▸ Task statement: From the entries that follow, list every line in which the string "this" appears.
● ● ● ●
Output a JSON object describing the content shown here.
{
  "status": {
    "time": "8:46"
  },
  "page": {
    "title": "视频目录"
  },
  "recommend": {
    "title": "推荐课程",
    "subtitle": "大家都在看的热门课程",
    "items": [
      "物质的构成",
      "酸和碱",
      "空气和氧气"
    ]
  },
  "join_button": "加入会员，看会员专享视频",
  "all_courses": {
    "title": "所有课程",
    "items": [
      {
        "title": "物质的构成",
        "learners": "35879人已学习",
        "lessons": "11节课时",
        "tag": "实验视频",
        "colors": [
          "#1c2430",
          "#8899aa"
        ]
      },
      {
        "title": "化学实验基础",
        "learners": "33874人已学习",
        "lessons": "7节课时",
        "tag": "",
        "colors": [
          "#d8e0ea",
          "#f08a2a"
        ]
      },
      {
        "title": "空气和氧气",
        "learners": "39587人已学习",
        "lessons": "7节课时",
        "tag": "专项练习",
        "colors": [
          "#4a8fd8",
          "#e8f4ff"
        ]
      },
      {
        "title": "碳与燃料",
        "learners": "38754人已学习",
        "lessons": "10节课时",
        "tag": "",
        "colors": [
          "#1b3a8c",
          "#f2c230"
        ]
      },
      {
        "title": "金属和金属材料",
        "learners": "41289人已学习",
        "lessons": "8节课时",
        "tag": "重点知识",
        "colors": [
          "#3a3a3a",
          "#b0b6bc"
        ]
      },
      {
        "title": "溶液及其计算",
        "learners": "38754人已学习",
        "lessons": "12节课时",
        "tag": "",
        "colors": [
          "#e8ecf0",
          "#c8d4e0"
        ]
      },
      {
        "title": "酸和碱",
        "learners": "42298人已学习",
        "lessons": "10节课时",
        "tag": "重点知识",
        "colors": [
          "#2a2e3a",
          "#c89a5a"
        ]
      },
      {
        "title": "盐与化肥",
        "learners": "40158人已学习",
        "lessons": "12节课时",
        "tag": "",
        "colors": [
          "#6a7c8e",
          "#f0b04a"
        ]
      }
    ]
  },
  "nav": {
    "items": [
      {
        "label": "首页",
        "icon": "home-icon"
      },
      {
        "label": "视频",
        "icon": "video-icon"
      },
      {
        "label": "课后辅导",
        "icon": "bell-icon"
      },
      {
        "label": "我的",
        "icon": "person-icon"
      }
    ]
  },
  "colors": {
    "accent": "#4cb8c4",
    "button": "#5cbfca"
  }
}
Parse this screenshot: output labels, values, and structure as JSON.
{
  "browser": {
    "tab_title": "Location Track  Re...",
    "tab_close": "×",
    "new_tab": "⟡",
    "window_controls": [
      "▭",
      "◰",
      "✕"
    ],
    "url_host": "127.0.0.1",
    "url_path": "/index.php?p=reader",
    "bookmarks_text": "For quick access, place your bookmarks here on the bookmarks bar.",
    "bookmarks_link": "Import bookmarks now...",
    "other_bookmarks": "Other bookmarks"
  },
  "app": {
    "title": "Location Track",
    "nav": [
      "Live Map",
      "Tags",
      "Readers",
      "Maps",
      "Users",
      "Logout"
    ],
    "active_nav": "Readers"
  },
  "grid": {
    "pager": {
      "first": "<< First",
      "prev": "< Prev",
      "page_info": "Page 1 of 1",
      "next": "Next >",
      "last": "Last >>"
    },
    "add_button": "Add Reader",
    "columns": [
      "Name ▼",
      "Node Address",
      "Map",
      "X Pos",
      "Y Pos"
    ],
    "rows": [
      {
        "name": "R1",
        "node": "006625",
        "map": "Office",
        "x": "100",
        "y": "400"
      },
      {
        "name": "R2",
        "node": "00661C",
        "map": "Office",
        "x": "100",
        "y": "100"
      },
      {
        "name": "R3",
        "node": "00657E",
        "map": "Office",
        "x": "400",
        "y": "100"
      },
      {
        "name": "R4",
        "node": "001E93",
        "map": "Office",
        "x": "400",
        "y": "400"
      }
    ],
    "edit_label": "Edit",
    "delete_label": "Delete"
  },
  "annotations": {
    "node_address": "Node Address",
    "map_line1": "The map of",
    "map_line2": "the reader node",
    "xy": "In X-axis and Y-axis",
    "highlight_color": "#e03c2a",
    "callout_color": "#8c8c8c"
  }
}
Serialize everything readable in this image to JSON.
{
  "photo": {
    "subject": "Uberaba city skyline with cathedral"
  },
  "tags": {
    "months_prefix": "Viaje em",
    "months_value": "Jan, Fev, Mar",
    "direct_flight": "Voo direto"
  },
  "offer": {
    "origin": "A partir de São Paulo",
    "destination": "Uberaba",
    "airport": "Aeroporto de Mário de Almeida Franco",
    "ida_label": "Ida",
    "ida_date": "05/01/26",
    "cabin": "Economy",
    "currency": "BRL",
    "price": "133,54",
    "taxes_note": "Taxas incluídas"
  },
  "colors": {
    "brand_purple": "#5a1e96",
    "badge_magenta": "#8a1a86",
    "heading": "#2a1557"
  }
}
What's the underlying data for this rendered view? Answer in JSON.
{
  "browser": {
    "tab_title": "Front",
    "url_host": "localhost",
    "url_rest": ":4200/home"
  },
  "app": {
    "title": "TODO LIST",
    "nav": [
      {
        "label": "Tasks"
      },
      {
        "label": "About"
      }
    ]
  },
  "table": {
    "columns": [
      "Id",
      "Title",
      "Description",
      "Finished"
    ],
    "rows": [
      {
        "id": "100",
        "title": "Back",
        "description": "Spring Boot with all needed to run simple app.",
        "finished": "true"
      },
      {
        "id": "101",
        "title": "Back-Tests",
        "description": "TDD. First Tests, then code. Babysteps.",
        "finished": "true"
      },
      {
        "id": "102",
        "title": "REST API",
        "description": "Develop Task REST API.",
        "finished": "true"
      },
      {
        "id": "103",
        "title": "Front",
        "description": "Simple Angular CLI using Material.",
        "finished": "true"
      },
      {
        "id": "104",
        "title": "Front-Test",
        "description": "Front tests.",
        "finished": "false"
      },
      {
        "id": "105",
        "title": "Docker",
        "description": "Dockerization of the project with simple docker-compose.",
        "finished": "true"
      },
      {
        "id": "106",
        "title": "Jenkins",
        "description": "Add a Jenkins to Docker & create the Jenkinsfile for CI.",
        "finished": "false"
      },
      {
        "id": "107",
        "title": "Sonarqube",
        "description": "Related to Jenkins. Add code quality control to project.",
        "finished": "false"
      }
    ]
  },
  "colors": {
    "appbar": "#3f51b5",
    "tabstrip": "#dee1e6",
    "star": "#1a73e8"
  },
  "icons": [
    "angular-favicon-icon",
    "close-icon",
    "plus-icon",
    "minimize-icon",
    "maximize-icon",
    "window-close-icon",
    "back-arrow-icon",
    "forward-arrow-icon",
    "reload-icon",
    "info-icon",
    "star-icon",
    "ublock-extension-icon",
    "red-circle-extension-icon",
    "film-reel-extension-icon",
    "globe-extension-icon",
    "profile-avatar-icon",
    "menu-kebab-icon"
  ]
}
● ● ● ●
▸ Answer in full:
Parse this screenshot: output labels, values, and structure as JSON.
Serialize everything readable in this image to JSON.
What's the underlying data for this rendered view? Answer in JSON.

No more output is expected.